— BEGIN Entries shown —
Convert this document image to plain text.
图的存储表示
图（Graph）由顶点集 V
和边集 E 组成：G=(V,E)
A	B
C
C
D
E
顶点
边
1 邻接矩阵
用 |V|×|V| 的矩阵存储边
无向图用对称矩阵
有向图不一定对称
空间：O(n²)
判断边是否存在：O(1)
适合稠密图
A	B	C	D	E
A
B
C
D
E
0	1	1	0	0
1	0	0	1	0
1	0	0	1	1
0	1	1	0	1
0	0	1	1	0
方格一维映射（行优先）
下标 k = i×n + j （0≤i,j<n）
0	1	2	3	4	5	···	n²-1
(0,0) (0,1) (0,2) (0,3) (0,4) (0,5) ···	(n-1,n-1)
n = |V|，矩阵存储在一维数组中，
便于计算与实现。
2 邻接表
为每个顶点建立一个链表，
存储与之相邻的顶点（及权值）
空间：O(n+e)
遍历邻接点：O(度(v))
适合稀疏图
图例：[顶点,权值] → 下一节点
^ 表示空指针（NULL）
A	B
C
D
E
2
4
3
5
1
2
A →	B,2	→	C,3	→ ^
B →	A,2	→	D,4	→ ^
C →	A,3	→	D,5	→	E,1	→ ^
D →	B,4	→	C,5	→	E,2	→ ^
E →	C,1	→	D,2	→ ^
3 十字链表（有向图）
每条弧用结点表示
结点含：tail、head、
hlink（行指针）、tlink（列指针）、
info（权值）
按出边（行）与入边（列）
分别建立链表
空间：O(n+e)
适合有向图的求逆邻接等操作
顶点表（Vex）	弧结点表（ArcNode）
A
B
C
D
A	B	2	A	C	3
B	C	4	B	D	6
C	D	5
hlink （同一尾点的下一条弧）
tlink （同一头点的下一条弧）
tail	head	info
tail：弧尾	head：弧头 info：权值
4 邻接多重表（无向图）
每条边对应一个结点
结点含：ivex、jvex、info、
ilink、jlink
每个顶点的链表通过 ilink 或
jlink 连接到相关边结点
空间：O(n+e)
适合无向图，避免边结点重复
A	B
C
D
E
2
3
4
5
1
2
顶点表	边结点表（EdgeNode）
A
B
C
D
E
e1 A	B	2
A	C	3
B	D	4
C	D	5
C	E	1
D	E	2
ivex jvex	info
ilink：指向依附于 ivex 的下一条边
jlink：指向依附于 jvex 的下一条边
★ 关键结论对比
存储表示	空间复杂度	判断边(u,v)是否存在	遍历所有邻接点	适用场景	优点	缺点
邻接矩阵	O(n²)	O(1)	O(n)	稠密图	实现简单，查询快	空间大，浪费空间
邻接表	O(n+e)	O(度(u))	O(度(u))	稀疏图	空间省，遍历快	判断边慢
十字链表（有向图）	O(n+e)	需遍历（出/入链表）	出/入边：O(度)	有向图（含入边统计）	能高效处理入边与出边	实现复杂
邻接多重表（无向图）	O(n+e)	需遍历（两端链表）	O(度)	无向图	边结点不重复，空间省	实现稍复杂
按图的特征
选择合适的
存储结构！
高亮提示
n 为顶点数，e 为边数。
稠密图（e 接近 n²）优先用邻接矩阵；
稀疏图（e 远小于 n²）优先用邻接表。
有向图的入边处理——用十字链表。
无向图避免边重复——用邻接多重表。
— END Entries shown —
### [Given task]
Scan the listing above for the word "ilink" and show each line where it is found.

### [Answer in full]
ilink、jlink
每个顶点的链表通过 ilink 或
ilink：指向依附于 ivex 的下一条边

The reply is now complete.